• [What the task asks] List, from the lines below, each one with "this" in it.

********************

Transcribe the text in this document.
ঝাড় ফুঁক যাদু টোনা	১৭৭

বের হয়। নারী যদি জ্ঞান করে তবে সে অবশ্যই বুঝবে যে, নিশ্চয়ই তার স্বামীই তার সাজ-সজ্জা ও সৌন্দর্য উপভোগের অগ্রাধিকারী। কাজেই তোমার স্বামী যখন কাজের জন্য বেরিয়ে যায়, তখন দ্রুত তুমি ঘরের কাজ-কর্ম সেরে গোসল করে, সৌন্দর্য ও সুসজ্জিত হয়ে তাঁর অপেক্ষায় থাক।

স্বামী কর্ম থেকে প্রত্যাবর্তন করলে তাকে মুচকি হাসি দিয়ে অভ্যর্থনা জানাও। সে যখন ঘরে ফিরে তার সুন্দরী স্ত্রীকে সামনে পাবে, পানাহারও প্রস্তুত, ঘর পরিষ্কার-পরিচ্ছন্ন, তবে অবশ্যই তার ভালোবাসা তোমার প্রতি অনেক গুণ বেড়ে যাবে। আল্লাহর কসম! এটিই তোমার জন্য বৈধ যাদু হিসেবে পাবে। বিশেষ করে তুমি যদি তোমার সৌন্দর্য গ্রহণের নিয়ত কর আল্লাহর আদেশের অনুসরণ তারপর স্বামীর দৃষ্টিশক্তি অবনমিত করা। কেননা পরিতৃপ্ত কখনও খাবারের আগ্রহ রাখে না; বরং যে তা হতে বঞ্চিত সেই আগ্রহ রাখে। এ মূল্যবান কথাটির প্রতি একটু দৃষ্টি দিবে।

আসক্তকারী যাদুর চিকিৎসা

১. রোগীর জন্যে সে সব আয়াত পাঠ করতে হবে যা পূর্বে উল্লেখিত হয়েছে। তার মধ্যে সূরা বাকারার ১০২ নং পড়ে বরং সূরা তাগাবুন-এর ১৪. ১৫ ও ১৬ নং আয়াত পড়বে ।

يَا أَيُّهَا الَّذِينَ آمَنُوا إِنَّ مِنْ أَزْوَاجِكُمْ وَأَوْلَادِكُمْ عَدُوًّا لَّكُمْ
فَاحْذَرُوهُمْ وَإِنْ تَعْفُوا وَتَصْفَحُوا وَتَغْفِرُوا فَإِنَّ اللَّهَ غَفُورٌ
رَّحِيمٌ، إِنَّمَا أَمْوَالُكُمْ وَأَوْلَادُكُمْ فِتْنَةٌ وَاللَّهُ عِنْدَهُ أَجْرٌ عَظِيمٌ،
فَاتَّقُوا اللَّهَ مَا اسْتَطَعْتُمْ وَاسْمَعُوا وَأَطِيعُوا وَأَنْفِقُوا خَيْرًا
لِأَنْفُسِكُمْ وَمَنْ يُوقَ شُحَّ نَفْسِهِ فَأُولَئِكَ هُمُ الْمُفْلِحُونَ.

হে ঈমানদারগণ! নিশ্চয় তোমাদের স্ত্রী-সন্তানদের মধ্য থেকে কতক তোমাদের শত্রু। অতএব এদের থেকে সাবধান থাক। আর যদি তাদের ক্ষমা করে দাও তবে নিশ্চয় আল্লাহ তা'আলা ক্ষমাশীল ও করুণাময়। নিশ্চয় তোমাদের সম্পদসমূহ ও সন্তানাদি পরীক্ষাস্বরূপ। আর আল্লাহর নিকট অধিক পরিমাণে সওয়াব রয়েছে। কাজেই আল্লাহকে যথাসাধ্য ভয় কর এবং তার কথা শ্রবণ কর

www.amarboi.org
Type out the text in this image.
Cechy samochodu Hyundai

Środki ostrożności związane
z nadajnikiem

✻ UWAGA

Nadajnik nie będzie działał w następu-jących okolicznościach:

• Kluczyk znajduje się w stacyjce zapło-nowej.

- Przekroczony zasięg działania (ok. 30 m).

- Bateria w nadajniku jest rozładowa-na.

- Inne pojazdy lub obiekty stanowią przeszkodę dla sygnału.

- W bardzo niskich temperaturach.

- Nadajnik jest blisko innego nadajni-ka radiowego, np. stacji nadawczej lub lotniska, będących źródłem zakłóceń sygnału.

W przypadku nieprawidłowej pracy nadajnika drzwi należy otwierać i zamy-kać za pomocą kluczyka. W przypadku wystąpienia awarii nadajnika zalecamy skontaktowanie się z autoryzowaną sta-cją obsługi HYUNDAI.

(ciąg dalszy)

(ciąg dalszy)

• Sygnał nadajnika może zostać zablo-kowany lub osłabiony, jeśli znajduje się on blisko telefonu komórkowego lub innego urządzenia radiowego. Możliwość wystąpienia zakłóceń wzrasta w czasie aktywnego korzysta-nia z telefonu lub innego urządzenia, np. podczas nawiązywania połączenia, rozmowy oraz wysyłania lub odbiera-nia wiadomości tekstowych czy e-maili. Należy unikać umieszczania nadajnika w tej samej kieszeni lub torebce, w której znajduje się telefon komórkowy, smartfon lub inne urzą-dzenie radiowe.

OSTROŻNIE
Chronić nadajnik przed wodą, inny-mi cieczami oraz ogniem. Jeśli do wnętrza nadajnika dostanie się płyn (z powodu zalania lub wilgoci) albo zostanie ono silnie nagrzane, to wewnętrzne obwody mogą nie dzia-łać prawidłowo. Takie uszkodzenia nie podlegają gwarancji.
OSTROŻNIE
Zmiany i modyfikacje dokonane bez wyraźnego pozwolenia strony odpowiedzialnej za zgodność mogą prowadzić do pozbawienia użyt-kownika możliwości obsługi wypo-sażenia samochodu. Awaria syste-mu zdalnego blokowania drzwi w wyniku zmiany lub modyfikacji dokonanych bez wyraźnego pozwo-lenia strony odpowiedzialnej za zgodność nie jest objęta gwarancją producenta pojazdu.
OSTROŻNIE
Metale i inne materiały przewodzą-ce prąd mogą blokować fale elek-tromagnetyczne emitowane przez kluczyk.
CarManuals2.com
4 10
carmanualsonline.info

********************

• [Correct response]
Transcribe the text in this document.
Type out the text in this image.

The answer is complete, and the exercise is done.